- [EXERCISE GOAL]
Scan the lines below for the string "Характеристика" and report how many lines contain it, giving only the number.

- [Some records]
"""
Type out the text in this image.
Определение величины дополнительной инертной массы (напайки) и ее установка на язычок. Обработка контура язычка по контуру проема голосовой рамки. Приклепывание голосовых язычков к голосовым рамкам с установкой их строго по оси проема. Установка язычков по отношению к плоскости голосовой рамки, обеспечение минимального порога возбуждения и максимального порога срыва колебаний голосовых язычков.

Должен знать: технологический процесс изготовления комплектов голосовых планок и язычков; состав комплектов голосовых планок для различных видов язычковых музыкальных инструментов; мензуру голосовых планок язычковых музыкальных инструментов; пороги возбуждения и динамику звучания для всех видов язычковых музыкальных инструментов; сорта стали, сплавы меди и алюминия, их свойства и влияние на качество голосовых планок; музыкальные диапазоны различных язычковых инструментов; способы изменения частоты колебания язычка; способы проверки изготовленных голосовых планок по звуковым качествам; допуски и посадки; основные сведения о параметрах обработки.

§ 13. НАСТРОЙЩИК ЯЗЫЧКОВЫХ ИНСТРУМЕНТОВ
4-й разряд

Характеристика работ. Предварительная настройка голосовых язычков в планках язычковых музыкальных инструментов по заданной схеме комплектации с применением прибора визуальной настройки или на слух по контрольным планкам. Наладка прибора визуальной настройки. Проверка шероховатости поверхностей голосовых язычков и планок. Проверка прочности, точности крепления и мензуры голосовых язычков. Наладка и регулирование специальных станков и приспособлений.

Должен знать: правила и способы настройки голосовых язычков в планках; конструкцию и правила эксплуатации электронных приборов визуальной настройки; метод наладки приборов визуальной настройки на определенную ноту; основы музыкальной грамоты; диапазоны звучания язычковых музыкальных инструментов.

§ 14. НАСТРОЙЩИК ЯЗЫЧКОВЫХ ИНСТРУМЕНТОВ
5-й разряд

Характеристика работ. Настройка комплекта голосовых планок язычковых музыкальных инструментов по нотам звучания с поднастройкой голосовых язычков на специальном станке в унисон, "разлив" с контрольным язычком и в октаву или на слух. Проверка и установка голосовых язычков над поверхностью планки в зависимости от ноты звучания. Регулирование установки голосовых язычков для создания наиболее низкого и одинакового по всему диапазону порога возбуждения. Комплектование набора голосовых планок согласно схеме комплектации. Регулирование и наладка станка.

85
"""
- [EXPECTED ANSWER]
2